What to produce:
Lines containing the word "thực" are to be counted; state their number and nothing further.

-- Start Recorded data --

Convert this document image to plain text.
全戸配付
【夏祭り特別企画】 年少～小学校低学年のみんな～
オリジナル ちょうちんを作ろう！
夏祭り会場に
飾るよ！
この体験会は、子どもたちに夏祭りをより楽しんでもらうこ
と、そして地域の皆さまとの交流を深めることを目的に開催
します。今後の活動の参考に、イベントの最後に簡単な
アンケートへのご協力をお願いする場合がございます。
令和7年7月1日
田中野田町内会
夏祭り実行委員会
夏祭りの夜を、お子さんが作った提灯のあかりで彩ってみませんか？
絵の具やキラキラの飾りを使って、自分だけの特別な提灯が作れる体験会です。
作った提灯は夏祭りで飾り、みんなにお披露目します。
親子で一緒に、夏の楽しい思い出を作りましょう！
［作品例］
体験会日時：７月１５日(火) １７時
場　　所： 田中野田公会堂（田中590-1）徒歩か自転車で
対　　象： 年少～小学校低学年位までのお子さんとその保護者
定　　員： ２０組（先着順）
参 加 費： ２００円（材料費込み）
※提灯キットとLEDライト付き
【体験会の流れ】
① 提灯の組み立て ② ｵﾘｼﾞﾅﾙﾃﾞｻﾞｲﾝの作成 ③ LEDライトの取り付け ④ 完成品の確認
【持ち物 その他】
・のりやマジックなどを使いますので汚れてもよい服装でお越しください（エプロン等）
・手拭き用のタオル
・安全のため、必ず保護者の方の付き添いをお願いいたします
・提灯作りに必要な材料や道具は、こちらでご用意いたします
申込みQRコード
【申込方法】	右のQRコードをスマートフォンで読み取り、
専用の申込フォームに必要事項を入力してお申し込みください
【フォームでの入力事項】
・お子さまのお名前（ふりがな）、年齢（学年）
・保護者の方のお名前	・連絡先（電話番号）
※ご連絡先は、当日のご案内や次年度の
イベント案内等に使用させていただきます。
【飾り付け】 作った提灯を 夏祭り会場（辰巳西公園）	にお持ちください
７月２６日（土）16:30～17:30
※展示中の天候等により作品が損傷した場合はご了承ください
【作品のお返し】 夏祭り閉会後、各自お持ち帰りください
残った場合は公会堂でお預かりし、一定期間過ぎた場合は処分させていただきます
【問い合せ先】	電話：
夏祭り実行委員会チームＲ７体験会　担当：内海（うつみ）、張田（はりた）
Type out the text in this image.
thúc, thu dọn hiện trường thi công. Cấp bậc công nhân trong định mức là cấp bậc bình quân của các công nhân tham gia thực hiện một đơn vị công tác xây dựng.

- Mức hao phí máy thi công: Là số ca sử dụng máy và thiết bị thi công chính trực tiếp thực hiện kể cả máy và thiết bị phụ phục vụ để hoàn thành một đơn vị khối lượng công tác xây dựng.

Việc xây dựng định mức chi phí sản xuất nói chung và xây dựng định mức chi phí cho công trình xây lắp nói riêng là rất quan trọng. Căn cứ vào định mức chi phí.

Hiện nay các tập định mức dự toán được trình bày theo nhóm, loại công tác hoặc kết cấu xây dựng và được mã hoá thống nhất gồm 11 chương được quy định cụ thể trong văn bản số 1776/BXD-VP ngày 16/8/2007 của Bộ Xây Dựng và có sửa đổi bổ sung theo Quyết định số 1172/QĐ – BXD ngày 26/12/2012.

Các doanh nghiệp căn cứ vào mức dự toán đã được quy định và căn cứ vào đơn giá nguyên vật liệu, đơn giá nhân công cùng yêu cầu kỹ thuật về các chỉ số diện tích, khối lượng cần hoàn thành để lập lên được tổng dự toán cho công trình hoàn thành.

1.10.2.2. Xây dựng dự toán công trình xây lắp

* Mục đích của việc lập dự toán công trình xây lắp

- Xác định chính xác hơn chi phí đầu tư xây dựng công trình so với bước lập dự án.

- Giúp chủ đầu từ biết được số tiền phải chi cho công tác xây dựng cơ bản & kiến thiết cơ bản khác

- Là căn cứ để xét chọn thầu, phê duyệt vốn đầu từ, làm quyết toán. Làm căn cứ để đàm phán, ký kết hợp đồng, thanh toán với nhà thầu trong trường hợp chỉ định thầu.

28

-- End Recorded data --
-- Start Recorded data --

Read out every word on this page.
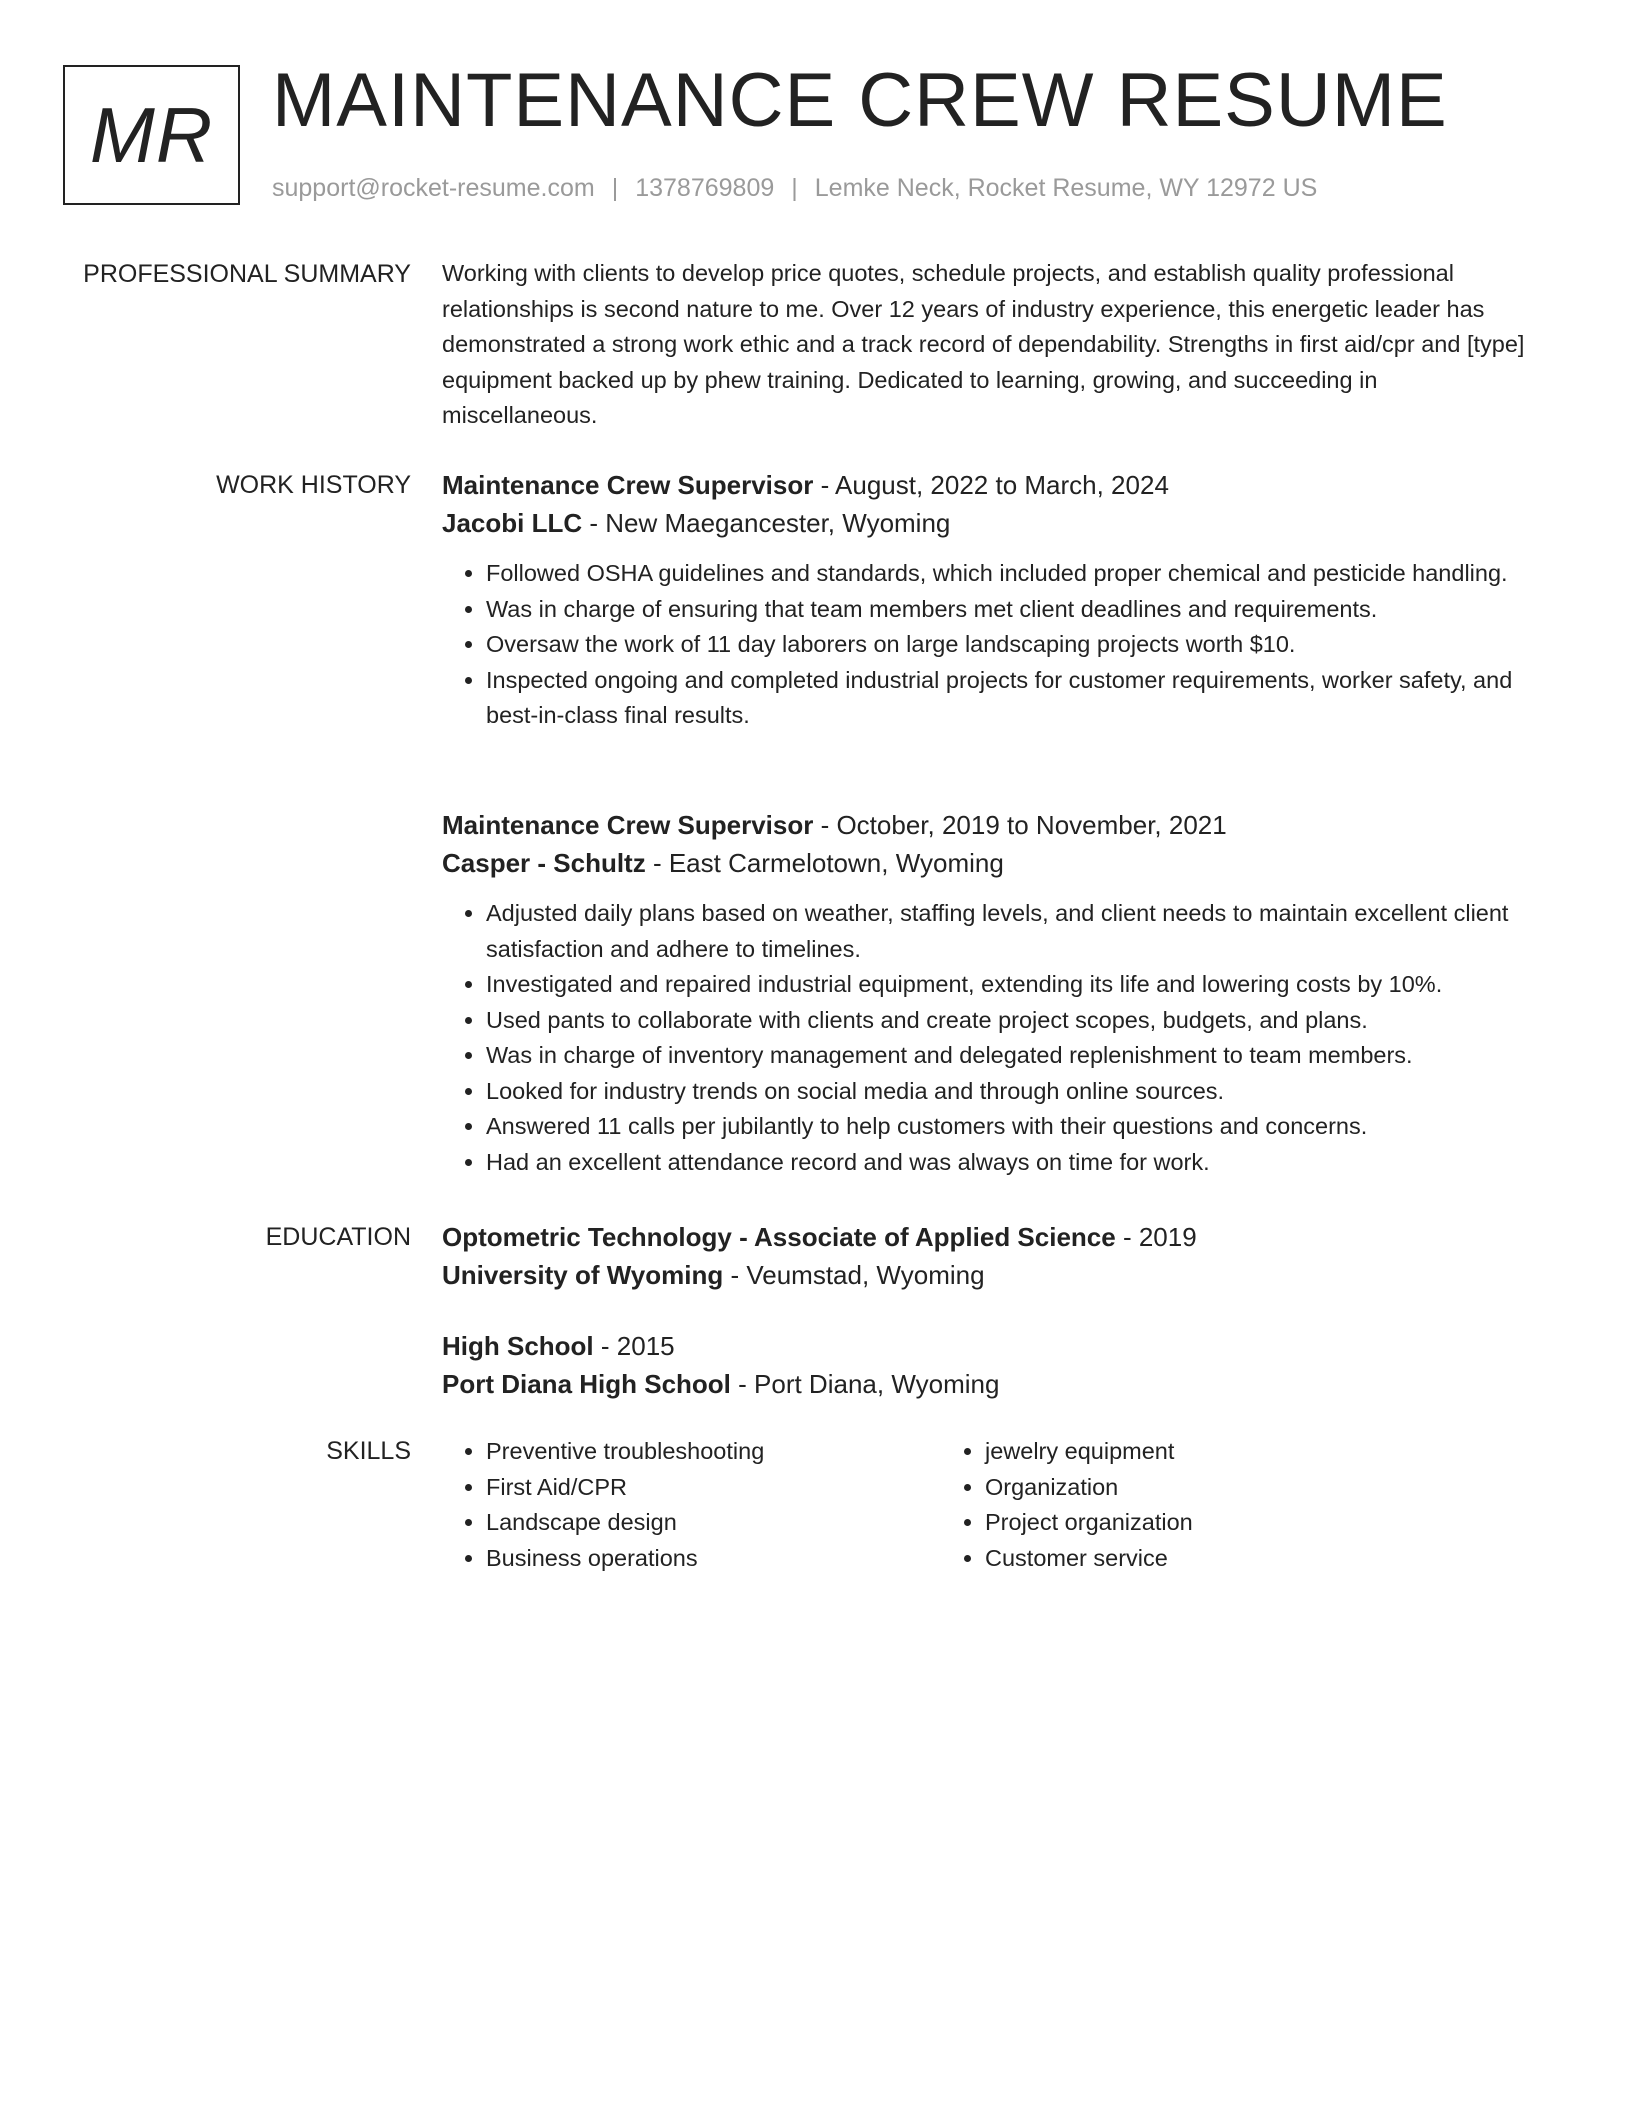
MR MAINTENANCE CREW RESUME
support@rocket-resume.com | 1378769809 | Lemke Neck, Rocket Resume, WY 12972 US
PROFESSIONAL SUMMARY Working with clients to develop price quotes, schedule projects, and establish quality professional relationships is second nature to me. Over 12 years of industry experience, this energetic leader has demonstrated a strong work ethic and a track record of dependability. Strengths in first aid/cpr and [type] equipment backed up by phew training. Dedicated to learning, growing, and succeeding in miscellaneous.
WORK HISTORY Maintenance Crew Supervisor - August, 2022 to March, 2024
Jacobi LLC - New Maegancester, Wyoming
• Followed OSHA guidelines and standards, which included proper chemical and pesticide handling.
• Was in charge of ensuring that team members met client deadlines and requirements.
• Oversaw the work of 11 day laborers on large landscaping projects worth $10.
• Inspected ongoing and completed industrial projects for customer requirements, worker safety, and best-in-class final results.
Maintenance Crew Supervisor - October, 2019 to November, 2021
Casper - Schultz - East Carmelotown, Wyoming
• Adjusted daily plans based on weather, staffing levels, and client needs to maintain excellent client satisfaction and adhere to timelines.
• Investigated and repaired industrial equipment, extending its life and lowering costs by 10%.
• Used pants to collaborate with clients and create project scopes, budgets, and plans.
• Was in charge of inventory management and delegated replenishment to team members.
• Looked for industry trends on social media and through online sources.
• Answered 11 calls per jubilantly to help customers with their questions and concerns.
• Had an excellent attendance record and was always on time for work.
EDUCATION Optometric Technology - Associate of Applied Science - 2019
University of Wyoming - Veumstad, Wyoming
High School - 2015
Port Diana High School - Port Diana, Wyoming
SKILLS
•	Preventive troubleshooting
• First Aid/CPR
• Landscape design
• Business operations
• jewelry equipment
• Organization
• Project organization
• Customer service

-- End Recorded data --

In response:
2